▶ **What is expected**
Reproduce each line exactly.

▶ **Data supplied**
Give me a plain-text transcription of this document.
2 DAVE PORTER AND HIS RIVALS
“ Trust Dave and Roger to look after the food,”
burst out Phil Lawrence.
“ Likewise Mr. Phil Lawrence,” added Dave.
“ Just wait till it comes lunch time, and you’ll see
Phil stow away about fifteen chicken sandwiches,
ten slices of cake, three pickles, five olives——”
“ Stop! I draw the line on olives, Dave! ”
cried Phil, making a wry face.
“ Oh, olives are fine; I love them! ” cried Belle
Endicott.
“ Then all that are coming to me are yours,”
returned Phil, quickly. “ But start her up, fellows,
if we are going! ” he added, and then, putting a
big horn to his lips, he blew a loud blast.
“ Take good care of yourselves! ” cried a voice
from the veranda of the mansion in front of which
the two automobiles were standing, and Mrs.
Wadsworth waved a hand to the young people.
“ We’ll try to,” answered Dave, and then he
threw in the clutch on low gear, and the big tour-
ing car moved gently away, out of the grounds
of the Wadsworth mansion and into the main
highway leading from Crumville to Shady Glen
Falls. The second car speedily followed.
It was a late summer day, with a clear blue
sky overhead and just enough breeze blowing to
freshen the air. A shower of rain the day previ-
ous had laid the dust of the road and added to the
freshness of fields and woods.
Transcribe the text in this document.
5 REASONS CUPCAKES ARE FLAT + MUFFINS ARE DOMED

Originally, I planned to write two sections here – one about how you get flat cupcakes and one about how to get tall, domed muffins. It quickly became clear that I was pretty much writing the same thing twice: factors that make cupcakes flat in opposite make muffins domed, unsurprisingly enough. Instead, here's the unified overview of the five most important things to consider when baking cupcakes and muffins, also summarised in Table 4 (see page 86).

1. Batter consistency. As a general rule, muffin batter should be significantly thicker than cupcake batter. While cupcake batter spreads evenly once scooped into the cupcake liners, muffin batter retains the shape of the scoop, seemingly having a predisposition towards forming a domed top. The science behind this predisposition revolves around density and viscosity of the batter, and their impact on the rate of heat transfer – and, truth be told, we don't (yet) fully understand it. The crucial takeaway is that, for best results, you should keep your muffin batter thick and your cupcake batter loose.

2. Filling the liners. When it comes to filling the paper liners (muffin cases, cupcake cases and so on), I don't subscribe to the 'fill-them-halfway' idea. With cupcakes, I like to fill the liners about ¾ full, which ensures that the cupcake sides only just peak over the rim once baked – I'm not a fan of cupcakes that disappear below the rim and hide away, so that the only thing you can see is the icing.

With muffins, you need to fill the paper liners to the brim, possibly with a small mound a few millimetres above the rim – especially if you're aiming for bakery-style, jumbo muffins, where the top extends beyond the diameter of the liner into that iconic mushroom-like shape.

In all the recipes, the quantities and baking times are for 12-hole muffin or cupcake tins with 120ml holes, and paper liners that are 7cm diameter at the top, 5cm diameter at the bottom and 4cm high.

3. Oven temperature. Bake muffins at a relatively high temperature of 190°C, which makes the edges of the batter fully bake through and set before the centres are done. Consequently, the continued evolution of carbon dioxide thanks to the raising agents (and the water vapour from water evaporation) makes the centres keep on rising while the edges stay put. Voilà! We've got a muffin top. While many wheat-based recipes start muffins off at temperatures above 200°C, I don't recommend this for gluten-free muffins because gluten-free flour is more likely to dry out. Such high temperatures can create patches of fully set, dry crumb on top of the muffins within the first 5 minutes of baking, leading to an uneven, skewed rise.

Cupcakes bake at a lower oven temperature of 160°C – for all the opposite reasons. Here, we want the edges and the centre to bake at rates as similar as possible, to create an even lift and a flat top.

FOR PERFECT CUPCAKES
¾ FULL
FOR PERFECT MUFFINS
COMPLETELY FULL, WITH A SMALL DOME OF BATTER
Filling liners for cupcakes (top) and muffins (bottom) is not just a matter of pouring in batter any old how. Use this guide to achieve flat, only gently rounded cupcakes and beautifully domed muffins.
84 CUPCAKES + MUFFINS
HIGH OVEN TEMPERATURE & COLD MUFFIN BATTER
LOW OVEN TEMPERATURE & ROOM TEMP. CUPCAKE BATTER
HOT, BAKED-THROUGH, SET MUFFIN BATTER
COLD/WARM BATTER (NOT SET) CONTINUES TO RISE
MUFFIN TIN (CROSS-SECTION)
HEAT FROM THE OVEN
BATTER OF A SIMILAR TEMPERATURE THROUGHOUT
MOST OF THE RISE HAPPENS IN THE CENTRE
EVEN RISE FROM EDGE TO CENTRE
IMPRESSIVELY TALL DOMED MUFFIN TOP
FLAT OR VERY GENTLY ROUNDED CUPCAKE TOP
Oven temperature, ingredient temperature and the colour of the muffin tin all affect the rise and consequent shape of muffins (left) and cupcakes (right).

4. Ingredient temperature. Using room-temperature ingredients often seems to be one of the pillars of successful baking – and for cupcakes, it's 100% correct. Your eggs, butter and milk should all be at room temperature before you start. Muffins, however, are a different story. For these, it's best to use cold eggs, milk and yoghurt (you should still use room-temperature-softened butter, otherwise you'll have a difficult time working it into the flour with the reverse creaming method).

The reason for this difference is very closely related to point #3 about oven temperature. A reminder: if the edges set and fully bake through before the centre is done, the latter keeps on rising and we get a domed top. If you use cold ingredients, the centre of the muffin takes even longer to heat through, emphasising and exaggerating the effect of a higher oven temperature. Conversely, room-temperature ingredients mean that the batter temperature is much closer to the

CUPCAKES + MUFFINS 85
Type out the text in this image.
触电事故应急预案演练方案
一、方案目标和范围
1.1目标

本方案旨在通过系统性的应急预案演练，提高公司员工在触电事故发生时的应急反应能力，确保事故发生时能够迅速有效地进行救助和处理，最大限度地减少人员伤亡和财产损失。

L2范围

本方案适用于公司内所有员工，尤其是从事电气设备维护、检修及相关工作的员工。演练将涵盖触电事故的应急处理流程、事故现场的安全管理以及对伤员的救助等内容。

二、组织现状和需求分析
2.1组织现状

▶ **The answer**
Give me a plain-text transcription of this document.
2 DAVE PORTER AND HIS RIVALS
“ Trust Dave and Roger to look after the food,”
burst out Phil Lawrence.
“ Likewise Mr. Phil Lawrence,” added Dave.
“ Just wait till it comes lunch time, and you’ll see
Phil stow away about fifteen chicken sandwiches,
ten slices of cake, three pickles, five olives——”
“ Stop! I draw the line on olives, Dave! ”
cried Phil, making a wry face.
“ Oh, olives are fine; I love them! ” cried Belle
Endicott.
“ Then all that are coming to me are yours,”
returned Phil, quickly. “ But start her up, fellows,
if we are going! ” he added, and then, putting a
big horn to his lips, he blew a loud blast.
“ Take good care of yourselves! ” cried a voice
from the veranda of the mansion in front of which
the two automobiles were standing, and Mrs.
Wadsworth waved a hand to the young people.
“ We’ll try to,” answered Dave, and then he
threw in the clutch on low gear, and the big tour-
ing car moved gently away, out of the grounds
of the Wadsworth mansion and into the main
highway leading from Crumville to Shady Glen
Falls. The second car speedily followed.
It was a late summer day, with a clear blue
sky overhead and just enough breeze blowing to
freshen the air. A shower of rain the day previ-
ous had laid the dust of the road and added to the
freshness of fields and woods.
Transcribe the text in this document.
5 REASONS CUPCAKES ARE FLAT + MUFFINS ARE DOMED

Originally, I planned to write two sections here – one about how you get flat cupcakes and one about how to get tall, domed muffins. It quickly became clear that I was pretty much writing the same thing twice: factors that make cupcakes flat in opposite make muffins domed, unsurprisingly enough. Instead, here's the unified overview of the five most important things to consider when baking cupcakes and muffins, also summarised in Table 4 (see page 86).

1. Batter consistency. As a general rule, muffin batter should be significantly thicker than cupcake batter. While cupcake batter spreads evenly once scooped into the cupcake liners, muffin batter retains the shape of the scoop, seemingly having a predisposition towards forming a domed top. The science behind this predisposition revolves around density and viscosity of the batter, and their impact on the rate of heat transfer – and, truth be told, we don't (yet) fully understand it. The crucial takeaway is that, for best results, you should keep your muffin batter thick and your cupcake batter loose.

2. Filling the liners. When it comes to filling the paper liners (muffin cases, cupcake cases and so on), I don't subscribe to the 'fill-them-halfway' idea. With cupcakes, I like to fill the liners about ¾ full, which ensures that the cupcake sides only just peak over the rim once baked – I'm not a fan of cupcakes that disappear below the rim and hide away, so that the only thing you can see is the icing.

With muffins, you need to fill the paper liners to the brim, possibly with a small mound a few millimetres above the rim – especially if you're aiming for bakery-style, jumbo muffins, where the top extends beyond the diameter of the liner into that iconic mushroom-like shape.

In all the recipes, the quantities and baking times are for 12-hole muffin or cupcake tins with 120ml holes, and paper liners that are 7cm diameter at the top, 5cm diameter at the bottom and 4cm high.

3. Oven temperature. Bake muffins at a relatively high temperature of 190°C, which makes the edges of the batter fully bake through and set before the centres are done. Consequently, the continued evolution of carbon dioxide thanks to the raising agents (and the water vapour from water evaporation) makes the centres keep on rising while the edges stay put. Voilà! We've got a muffin top. While many wheat-based recipes start muffins off at temperatures above 200°C, I don't recommend this for gluten-free muffins because gluten-free flour is more likely to dry out. Such high temperatures can create patches of fully set, dry crumb on top of the muffins within the first 5 minutes of baking, leading to an uneven, skewed rise.

Cupcakes bake at a lower oven temperature of 160°C – for all the opposite reasons. Here, we want the edges and the centre to bake at rates as similar as possible, to create an even lift and a flat top.

FOR PERFECT CUPCAKES
¾ FULL
FOR PERFECT MUFFINS
COMPLETELY FULL, WITH A SMALL DOME OF BATTER
Filling liners for cupcakes (top) and muffins (bottom) is not just a matter of pouring in batter any old how. Use this guide to achieve flat, only gently rounded cupcakes and beautifully domed muffins.
84 CUPCAKES + MUFFINS
HIGH OVEN TEMPERATURE & COLD MUFFIN BATTER
LOW OVEN TEMPERATURE & ROOM TEMP. CUPCAKE BATTER
HOT, BAKED-THROUGH, SET MUFFIN BATTER
COLD/WARM BATTER (NOT SET) CONTINUES TO RISE
MUFFIN TIN (CROSS-SECTION)
HEAT FROM THE OVEN
BATTER OF A SIMILAR TEMPERATURE THROUGHOUT
MOST OF THE RISE HAPPENS IN THE CENTRE
EVEN RISE FROM EDGE TO CENTRE
IMPRESSIVELY TALL DOMED MUFFIN TOP
FLAT OR VERY GENTLY ROUNDED CUPCAKE TOP
Oven temperature, ingredient temperature and the colour of the muffin tin all affect the rise and consequent shape of muffins (left) and cupcakes (right).

4. Ingredient temperature. Using room-temperature ingredients often seems to be one of the pillars of successful baking – and for cupcakes, it's 100% correct. Your eggs, butter and milk should all be at room temperature before you start. Muffins, however, are a different story. For these, it's best to use cold eggs, milk and yoghurt (you should still use room-temperature-softened butter, otherwise you'll have a difficult time working it into the flour with the reverse creaming method).

The reason for this difference is very closely related to point #3 about oven temperature. A reminder: if the edges set and fully bake through before the centre is done, the latter keeps on rising and we get a domed top. If you use cold ingredients, the centre of the muffin takes even longer to heat through, emphasising and exaggerating the effect of a higher oven temperature. Conversely, room-temperature ingredients mean that the batter temperature is much closer to the

CUPCAKES + MUFFINS 85
Type out the text in this image.
触电事故应急预案演练方案
一、方案目标和范围
1.1目标

本方案旨在通过系统性的应急预案演练，提高公司员工在触电事故发生时的应急反应能力，确保事故发生时能够迅速有效地进行救助和处理，最大限度地减少人员伤亡和财产损失。

L2范围

本方案适用于公司内所有员工，尤其是从事电气设备维护、检修及相关工作的员工。演练将涵盖触电事故的应急处理流程、事故现场的安全管理以及对伤员的救助等内容。

二、组织现状和需求分析
2.1组织现状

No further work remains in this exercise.